## GOAL OF THE EXERCISE
Reproduce the listing below without changes, except that pictures are left out.

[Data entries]
↓

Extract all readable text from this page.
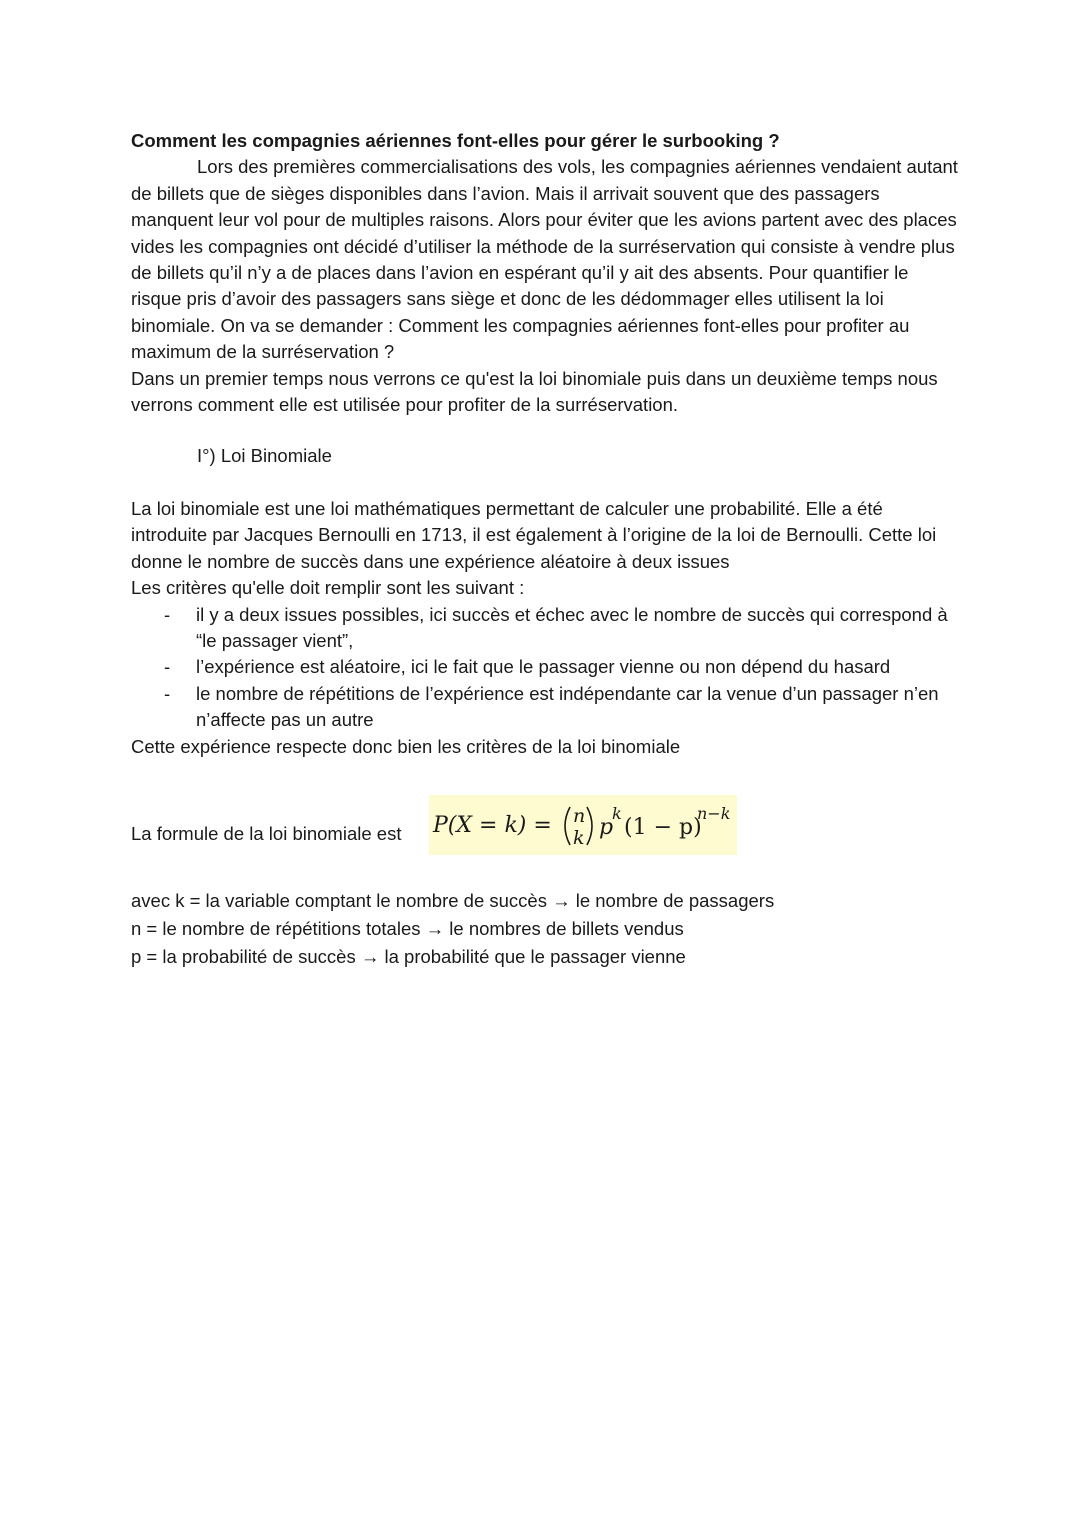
Comment les compagnies aériennes font-elles pour gérer le surbooking ?

Lors des premières commercialisations des vols, les compagnies aériennes vendaient autant de billets que de sièges disponibles dans l’avion. Mais il arrivait souvent que des passagers manquent leur vol pour de multiples raisons. Alors pour éviter que les avions partent avec des places vides les compagnies ont décidé d’utiliser la méthode de la surréservation qui consiste à vendre plus de billets qu’il n’y a de places dans l’avion en espérant qu’il y ait des absents. Pour quantifier le risque pris d’avoir des passagers sans siège et donc de les dédommager elles utilisent la loi binomiale. On va se demander : Comment les compagnies aériennes font-elles pour profiter au maximum de la surréservation ?

Dans un premier temps nous verrons ce qu'est la loi binomiale puis dans un deuxième temps nous verrons comment elle est utilisée pour profiter de la surréservation.

I°) Loi Binomiale

La loi binomiale est une loi mathématiques permettant de calculer une probabilité. Elle a été introduite par Jacques Bernoulli en 1713, il est également à l’origine de la loi de Bernoulli. Cette loi donne le nombre de succès dans une expérience aléatoire à deux issues

Les critères qu'elle doit remplir sont les suivant :

- il y a deux issues possibles, ici succès et échec avec le nombre de succès qui correspond à “le passager vient”,
- l’expérience est aléatoire, ici le fait que le passager vienne ou non dépend du hasard
- le nombre de répétitions de l’expérience est indépendante car la venue d’un passager n’en n’affecte pas un autre

Cette expérience respecte donc bien les critères de la loi binomiale

La formule de la loi binomiale est P(X = k) = n
k p
k
(1 − p)
n−k

avec k = la variable comptant le nombre de succès → le nombre de passagers

n = le nombre de répétitions totales → le nombres de billets vendus

p = la probabilité de succès → la probabilité que le passager vienne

↑

## RESPONSE BELOW
Extract all readable text from this page.
Comment les compagnies aériennes font-elles pour gérer le surbooking ?

Lors des premières commercialisations des vols, les compagnies aériennes vendaient autant de billets que de sièges disponibles dans l’avion. Mais il arrivait souvent que des passagers manquent leur vol pour de multiples raisons. Alors pour éviter que les avions partent avec des places vides les compagnies ont décidé d’utiliser la méthode de la surréservation qui consiste à vendre plus de billets qu’il n’y a de places dans l’avion en espérant qu’il y ait des absents. Pour quantifier le risque pris d’avoir des passagers sans siège et donc de les dédommager elles utilisent la loi binomiale. On va se demander : Comment les compagnies aériennes font-elles pour profiter au maximum de la surréservation ?

Dans un premier temps nous verrons ce qu'est la loi binomiale puis dans un deuxième temps nous verrons comment elle est utilisée pour profiter de la surréservation.

I°) Loi Binomiale

La loi binomiale est une loi mathématiques permettant de calculer une probabilité. Elle a été introduite par Jacques Bernoulli en 1713, il est également à l’origine de la loi de Bernoulli. Cette loi donne le nombre de succès dans une expérience aléatoire à deux issues

Les critères qu'elle doit remplir sont les suivant :

- il y a deux issues possibles, ici succès et échec avec le nombre de succès qui correspond à “le passager vient”,
- l’expérience est aléatoire, ici le fait que le passager vienne ou non dépend du hasard
- le nombre de répétitions de l’expérience est indépendante car la venue d’un passager n’en n’affecte pas un autre

Cette expérience respecte donc bien les critères de la loi binomiale

La formule de la loi binomiale est P(X = k) = n
k p
k
(1 − p)
n−k

avec k = la variable comptant le nombre de succès → le nombre de passagers

n = le nombre de répétitions totales → le nombres de billets vendus

p = la probabilité de succès → la probabilité que le passager vienne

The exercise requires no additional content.